• Request
Write out every line of the records below word for word, without changing anything.

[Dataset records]

╔══

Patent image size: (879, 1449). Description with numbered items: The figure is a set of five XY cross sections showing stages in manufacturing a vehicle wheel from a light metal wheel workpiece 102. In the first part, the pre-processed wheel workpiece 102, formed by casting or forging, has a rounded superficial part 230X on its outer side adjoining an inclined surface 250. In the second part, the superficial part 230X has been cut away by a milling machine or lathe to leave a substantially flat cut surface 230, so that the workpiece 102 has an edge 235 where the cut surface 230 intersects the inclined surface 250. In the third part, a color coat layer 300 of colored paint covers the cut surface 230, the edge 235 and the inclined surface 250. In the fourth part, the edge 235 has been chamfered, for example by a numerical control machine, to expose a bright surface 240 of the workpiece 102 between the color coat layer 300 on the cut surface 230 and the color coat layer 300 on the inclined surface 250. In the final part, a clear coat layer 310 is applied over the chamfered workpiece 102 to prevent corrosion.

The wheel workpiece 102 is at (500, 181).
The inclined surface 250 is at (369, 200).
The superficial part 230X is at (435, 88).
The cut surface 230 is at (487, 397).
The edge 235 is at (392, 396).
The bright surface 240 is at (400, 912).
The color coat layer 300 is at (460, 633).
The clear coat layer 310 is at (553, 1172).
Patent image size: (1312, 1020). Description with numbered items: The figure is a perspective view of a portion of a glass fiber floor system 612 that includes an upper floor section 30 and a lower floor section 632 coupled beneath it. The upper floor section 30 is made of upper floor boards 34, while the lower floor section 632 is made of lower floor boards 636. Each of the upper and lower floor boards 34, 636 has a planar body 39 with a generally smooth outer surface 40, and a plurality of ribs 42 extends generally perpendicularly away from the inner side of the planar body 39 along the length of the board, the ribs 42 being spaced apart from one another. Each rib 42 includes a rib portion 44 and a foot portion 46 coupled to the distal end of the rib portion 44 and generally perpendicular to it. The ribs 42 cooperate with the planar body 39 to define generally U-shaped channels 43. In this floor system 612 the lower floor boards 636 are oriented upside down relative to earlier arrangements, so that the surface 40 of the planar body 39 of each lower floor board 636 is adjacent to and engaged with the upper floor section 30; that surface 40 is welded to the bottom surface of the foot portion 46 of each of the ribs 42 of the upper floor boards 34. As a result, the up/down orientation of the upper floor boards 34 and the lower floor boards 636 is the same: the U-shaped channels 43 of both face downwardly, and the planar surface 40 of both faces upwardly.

╚══

• Written answer
Patent image size: (879, 1449). Description with numbered items: The figure is a set of five XY cross sections showing stages in manufacturing a vehicle wheel from a light metal wheel workpiece 102. In the first part, the pre-processed wheel workpiece 102, formed by casting or forging, has a rounded superficial part 230X on its outer side adjoining an inclined surface 250. In the second part, the superficial part 230X has been cut away by a milling machine or lathe to leave a substantially flat cut surface 230, so that the workpiece 102 has an edge 235 where the cut surface 230 intersects the inclined surface 250. In the third part, a color coat layer 300 of colored paint covers the cut surface 230, the edge 235 and the inclined surface 250. In the fourth part, the edge 235 has been chamfered, for example by a numerical control machine, to expose a bright surface 240 of the workpiece 102 between the color coat layer 300 on the cut surface 230 and the color coat layer 300 on the inclined surface 250. In the final part, a clear coat layer 310 is applied over the chamfered workpiece 102 to prevent corrosion.

The wheel workpiece 102 is at (500, 181).
The inclined surface 250 is at (369, 200).
The superficial part 230X is at (435, 88).
The cut surface 230 is at (487, 397).
The edge 235 is at (392, 396).
The bright surface 240 is at (400, 912).
The color coat layer 300 is at (460, 633).
The clear coat layer 310 is at (553, 1172).
Patent image size: (1312, 1020). Description with numbered items: The figure is a perspective view of a portion of a glass fiber floor system 612 that includes an upper floor section 30 and a lower floor section 632 coupled beneath it. The upper floor section 30 is made of upper floor boards 34, while the lower floor section 632 is made of lower floor boards 636. Each of the upper and lower floor boards 34, 636 has a planar body 39 with a generally smooth outer surface 40, and a plurality of ribs 42 extends generally perpendicularly away from the inner side of the planar body 39 along the length of the board, the ribs 42 being spaced apart from one another. Each rib 42 includes a rib portion 44 and a foot portion 46 coupled to the distal end of the rib portion 44 and generally perpendicular to it. The ribs 42 cooperate with the planar body 39 to define generally U-shaped channels 43. In this floor system 612 the lower floor boards 636 are oriented upside down relative to earlier arrangements, so that the surface 40 of the planar body 39 of each lower floor board 636 is adjacent to and engaged with the upper floor section 30; that surface 40 is welded to the bottom surface of the foot portion 46 of each of the ribs 42 of the upper floor boards 34. As a result, the up/down orientation of the upper floor boards 34 and the lower floor boards 636 is the same: the U-shaped channels 43 of both face downwardly, and the planar surface 40 of both faces upwardly.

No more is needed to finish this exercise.